## Directions for this task
"Annualized" appears in how many lines of the entries? State only the number.

--- Begin ---

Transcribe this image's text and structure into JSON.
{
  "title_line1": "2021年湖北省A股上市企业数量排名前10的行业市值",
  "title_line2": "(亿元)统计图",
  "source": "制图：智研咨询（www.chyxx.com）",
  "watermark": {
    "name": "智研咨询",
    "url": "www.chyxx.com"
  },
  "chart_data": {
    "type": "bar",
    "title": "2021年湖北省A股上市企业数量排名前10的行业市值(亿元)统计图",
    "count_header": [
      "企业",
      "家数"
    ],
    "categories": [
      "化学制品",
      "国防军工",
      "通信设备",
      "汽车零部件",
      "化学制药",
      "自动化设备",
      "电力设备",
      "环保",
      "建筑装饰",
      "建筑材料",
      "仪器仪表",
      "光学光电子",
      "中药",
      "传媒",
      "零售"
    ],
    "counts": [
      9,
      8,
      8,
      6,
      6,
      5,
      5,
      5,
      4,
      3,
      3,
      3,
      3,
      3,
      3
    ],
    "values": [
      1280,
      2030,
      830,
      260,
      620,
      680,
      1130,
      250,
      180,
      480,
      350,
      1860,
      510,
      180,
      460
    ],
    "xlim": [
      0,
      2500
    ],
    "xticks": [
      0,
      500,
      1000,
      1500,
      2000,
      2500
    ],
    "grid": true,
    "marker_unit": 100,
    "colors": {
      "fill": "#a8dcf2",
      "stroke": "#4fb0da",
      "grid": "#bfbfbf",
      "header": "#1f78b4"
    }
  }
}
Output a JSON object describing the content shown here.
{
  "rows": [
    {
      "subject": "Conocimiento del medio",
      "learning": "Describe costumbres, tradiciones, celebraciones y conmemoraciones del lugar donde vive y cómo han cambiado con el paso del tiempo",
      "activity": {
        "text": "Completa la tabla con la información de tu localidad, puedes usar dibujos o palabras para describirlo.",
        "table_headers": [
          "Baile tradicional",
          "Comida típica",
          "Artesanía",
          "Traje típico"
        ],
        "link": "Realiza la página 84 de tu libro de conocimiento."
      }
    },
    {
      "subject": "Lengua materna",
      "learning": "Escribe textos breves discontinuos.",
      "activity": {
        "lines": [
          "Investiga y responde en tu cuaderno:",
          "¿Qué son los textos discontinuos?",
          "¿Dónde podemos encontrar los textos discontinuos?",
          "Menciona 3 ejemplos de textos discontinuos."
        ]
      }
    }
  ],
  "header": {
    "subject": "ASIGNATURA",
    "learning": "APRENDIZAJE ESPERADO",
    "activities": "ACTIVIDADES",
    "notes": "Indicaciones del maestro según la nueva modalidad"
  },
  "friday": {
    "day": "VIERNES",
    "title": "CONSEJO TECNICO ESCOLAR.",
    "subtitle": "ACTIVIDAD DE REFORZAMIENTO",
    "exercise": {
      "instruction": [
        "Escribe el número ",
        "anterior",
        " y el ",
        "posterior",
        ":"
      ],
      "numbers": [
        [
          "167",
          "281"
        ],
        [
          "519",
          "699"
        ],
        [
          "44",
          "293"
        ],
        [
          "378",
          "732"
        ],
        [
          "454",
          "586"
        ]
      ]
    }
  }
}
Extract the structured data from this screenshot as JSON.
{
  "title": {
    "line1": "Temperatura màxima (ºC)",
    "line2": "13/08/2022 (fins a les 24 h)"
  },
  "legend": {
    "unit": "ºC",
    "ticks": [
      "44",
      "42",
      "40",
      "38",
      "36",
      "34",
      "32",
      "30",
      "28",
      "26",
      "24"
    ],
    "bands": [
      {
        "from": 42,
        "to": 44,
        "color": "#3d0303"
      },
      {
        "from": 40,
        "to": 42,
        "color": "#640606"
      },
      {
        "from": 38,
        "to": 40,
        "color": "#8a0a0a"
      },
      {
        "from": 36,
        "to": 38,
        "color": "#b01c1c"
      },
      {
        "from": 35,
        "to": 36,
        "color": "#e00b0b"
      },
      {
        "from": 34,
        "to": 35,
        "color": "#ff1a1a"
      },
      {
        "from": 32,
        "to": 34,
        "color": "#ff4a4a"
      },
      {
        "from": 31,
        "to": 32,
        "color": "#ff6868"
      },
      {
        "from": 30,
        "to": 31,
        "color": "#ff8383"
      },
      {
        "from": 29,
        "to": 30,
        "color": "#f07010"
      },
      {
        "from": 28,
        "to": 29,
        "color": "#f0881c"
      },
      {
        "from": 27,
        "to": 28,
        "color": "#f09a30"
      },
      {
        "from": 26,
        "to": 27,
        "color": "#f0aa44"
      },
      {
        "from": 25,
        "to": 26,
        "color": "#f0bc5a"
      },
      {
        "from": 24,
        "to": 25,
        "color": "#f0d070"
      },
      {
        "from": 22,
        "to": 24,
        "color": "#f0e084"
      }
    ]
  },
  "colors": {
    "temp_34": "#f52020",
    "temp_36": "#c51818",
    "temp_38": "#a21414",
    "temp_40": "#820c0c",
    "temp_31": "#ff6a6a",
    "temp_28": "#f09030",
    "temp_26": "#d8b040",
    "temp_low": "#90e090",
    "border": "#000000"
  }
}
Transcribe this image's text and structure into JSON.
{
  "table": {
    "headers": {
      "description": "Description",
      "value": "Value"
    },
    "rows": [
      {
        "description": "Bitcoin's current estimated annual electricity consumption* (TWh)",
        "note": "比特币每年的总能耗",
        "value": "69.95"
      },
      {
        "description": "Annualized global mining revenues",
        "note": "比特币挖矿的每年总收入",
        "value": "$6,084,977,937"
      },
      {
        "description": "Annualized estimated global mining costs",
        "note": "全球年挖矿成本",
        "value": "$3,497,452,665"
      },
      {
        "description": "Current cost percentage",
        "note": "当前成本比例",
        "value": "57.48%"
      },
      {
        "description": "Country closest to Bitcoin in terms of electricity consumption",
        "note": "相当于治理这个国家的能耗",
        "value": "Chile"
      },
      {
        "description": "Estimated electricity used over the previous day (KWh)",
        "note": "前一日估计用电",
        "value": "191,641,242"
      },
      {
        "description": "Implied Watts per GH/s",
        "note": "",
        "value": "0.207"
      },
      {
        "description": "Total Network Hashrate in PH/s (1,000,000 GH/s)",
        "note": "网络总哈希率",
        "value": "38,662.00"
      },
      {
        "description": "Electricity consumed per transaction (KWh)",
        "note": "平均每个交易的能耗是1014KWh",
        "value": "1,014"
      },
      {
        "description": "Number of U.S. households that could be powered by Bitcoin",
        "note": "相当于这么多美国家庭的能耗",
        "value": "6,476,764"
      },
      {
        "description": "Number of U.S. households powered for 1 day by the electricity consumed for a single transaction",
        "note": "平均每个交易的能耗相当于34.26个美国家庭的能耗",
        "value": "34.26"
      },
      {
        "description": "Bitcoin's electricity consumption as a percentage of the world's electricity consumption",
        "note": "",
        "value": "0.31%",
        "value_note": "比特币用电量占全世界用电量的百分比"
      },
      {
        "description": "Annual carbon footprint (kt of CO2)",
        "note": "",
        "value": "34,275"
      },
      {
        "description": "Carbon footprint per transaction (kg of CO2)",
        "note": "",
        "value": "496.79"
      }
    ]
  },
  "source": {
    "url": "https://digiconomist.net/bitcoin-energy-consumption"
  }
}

--- End ---

## Solution for this exercise
2